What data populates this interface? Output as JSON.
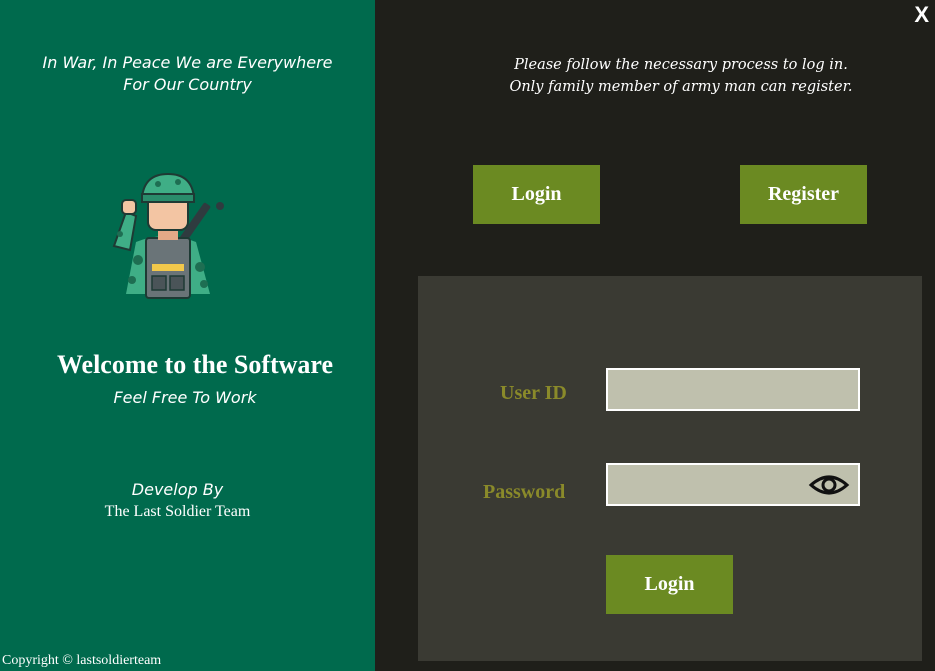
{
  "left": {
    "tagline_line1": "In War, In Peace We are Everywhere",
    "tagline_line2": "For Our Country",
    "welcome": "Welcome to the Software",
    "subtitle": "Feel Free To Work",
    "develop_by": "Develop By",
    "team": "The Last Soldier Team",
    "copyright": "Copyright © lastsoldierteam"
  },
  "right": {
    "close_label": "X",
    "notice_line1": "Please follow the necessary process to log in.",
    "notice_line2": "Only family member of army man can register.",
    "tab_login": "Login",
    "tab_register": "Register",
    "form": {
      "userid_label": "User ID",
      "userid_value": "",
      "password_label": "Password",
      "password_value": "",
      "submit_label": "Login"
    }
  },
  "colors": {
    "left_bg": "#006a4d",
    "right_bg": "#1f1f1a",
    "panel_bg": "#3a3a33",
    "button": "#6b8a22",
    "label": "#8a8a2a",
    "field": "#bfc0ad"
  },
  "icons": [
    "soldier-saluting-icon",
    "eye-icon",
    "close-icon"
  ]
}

• TASK TO CARRY OUT: Output the full set of records above without changing a word, and drop the images.

• EXERCISE RESPONSE:
What data populates this interface? Output as JSON.
{
  "left": {
    "tagline_line1": "In War, In Peace We are Everywhere",
    "tagline_line2": "For Our Country",
    "welcome": "Welcome to the Software",
    "subtitle": "Feel Free To Work",
    "develop_by": "Develop By",
    "team": "The Last Soldier Team",
    "copyright": "Copyright © lastsoldierteam"
  },
  "right": {
    "close_label": "X",
    "notice_line1": "Please follow the necessary process to log in.",
    "notice_line2": "Only family member of army man can register.",
    "tab_login": "Login",
    "tab_register": "Register",
    "form": {
      "userid_label": "User ID",
      "userid_value": "",
      "password_label": "Password",
      "password_value": "",
      "submit_label": "Login"
    }
  },
  "colors": {
    "left_bg": "#006a4d",
    "right_bg": "#1f1f1a",
    "panel_bg": "#3a3a33",
    "button": "#6b8a22",
    "label": "#8a8a2a",
    "field": "#bfc0ad"
  },
  "icons": [
    "soldier-saluting-icon",
    "eye-icon",
    "close-icon"
  ]
}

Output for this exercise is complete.